GOAL:
Comb the records below for the string "Performance" and copy each line where it turns up.

Data listing:
## begin

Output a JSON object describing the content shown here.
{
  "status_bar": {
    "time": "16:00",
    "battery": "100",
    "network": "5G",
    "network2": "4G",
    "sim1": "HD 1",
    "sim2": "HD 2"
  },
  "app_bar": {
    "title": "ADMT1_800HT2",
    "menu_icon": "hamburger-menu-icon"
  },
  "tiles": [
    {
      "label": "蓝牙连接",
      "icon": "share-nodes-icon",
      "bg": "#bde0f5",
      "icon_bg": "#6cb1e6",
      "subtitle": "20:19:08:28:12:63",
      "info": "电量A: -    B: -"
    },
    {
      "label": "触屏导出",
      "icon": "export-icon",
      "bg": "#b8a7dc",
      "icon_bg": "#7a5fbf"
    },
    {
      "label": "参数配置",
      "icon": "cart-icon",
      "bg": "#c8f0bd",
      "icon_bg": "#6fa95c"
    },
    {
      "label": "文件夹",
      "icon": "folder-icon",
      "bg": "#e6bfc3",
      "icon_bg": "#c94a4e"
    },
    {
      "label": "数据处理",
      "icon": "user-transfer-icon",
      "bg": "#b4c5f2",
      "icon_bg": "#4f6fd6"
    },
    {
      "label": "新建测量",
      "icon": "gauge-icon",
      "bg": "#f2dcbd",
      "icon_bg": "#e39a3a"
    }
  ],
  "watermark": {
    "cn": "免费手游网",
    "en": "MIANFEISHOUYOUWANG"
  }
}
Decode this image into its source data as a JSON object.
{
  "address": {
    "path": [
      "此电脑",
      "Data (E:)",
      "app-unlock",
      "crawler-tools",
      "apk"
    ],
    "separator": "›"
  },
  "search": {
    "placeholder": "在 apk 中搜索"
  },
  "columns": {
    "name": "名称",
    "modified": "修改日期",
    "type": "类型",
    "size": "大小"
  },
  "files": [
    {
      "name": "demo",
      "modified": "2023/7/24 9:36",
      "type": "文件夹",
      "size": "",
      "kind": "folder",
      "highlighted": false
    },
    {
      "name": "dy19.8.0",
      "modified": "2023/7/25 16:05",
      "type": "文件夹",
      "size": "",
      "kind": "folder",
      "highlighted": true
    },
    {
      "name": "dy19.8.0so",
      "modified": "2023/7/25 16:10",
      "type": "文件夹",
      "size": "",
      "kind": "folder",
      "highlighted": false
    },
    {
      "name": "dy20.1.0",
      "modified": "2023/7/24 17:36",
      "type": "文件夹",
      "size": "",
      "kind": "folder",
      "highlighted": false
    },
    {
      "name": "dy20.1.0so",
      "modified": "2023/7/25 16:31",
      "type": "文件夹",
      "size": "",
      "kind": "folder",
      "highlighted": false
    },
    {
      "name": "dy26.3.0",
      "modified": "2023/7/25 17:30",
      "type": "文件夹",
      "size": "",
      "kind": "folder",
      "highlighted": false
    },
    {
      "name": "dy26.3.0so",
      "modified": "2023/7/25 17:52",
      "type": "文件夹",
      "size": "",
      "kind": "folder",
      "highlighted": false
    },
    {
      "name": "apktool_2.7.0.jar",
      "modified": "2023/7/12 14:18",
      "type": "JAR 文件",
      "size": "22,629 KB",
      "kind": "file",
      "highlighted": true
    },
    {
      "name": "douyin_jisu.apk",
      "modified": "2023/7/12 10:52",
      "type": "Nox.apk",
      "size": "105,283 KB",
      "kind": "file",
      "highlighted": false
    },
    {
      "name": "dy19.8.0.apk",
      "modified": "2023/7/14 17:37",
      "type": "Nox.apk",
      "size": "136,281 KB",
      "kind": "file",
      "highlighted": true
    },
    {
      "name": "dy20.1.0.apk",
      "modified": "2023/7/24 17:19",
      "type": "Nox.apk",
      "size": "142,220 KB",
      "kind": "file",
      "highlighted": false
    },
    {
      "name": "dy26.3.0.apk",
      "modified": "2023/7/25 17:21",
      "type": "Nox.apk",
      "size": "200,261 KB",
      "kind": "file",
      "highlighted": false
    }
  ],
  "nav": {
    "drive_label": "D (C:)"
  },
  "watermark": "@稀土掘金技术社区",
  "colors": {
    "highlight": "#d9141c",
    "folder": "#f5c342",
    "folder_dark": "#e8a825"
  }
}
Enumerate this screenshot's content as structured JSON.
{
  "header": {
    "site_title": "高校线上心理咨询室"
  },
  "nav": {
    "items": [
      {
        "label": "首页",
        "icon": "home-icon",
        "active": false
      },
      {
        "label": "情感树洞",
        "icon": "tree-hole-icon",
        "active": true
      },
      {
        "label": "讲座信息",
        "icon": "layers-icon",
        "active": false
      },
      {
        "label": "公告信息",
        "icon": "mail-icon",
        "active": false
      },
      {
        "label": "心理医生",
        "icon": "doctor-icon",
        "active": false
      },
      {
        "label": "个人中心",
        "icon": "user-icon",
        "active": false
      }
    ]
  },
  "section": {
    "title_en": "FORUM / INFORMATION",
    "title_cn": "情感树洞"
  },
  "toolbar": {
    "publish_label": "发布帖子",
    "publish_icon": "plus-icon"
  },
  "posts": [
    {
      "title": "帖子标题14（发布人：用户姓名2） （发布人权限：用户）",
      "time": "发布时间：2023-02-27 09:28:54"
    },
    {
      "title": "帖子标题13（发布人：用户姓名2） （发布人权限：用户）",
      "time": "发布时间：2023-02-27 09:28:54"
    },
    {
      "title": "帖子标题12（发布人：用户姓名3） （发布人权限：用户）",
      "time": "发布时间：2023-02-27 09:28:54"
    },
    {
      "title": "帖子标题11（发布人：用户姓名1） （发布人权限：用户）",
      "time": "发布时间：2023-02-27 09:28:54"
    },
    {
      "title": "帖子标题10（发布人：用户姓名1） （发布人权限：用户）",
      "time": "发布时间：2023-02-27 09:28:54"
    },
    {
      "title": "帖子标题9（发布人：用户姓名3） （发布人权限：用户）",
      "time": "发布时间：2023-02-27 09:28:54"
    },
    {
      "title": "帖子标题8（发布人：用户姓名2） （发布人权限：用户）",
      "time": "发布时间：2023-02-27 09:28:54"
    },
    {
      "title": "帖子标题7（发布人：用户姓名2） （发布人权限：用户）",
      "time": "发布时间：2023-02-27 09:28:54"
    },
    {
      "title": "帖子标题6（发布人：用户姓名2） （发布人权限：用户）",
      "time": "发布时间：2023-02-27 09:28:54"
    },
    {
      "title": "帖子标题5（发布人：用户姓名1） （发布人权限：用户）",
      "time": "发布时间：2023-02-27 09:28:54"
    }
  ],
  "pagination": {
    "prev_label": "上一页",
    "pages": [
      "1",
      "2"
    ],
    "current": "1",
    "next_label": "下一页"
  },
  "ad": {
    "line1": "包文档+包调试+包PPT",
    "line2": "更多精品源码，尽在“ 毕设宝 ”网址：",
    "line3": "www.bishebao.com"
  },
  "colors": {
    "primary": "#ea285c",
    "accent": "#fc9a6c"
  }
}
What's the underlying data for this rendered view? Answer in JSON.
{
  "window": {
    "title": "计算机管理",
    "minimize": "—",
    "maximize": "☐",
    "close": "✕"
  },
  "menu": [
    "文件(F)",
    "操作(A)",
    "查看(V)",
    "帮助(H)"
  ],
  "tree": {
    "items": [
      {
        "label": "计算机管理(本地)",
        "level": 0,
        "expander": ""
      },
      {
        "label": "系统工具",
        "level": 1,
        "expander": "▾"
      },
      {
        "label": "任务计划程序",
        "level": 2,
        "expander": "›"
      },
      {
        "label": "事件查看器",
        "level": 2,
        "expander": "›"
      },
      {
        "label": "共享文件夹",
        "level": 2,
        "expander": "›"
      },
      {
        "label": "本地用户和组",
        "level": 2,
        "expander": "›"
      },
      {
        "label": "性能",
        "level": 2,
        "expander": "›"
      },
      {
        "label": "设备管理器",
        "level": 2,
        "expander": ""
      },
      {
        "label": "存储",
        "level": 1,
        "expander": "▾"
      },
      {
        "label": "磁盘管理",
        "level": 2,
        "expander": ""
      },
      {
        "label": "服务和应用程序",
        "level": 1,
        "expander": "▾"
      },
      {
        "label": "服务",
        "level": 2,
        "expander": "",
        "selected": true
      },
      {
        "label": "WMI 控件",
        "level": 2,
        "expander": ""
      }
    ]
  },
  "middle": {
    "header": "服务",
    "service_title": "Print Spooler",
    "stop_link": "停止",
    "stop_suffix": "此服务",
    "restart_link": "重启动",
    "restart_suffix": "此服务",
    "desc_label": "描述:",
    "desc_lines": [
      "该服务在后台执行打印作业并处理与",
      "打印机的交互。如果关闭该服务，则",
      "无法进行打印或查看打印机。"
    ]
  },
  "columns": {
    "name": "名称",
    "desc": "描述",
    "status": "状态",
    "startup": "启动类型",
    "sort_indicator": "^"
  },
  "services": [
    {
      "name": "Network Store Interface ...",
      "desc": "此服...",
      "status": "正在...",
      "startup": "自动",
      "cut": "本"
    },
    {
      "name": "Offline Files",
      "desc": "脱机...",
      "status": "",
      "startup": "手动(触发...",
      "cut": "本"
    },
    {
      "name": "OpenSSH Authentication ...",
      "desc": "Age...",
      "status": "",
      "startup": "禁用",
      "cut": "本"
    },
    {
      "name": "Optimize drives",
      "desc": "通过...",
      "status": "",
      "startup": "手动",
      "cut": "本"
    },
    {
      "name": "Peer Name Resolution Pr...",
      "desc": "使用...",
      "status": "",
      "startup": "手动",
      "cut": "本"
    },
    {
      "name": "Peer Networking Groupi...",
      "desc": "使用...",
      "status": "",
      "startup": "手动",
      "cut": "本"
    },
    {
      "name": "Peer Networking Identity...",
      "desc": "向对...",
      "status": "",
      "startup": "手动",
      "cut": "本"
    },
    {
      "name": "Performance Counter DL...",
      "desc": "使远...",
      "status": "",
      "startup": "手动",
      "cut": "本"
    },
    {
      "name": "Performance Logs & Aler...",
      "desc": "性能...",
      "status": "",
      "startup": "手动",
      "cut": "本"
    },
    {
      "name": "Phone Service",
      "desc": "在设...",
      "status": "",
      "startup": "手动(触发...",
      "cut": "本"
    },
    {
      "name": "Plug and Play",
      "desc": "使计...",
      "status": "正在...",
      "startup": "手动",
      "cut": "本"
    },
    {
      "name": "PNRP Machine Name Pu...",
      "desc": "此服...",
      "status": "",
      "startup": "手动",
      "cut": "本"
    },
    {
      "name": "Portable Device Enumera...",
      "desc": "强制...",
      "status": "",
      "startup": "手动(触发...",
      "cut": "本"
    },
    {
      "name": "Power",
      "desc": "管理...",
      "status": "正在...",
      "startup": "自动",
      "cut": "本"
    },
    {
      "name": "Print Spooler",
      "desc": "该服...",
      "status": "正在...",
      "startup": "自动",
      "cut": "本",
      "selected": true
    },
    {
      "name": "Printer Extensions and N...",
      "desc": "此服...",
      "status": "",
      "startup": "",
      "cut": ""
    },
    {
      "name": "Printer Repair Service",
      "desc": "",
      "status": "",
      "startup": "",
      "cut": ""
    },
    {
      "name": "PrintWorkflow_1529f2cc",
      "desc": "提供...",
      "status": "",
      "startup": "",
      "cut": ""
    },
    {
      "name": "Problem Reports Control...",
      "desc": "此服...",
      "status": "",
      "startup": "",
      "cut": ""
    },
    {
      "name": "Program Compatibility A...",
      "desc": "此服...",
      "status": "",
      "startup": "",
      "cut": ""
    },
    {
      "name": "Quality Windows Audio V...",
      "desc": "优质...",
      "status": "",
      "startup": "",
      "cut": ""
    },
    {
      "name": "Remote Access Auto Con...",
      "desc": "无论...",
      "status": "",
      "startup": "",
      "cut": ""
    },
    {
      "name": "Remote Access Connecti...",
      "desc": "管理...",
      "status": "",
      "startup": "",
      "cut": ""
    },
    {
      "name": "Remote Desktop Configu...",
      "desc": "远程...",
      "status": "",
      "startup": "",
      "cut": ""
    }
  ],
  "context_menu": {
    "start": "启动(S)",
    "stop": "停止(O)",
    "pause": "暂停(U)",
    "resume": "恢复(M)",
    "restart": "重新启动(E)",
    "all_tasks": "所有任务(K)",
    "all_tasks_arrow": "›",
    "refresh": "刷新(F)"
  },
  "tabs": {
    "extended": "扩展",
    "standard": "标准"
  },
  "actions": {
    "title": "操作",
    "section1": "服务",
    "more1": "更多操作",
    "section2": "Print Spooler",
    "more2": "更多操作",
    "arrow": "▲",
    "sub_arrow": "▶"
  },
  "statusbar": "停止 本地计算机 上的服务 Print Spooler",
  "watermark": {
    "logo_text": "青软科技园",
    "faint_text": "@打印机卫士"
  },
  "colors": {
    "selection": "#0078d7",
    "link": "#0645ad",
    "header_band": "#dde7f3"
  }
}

## end

RESPONSE TO THIS TASK:
      "name": "Performance Counter DL...",
      "name": "Performance Logs & Aler...",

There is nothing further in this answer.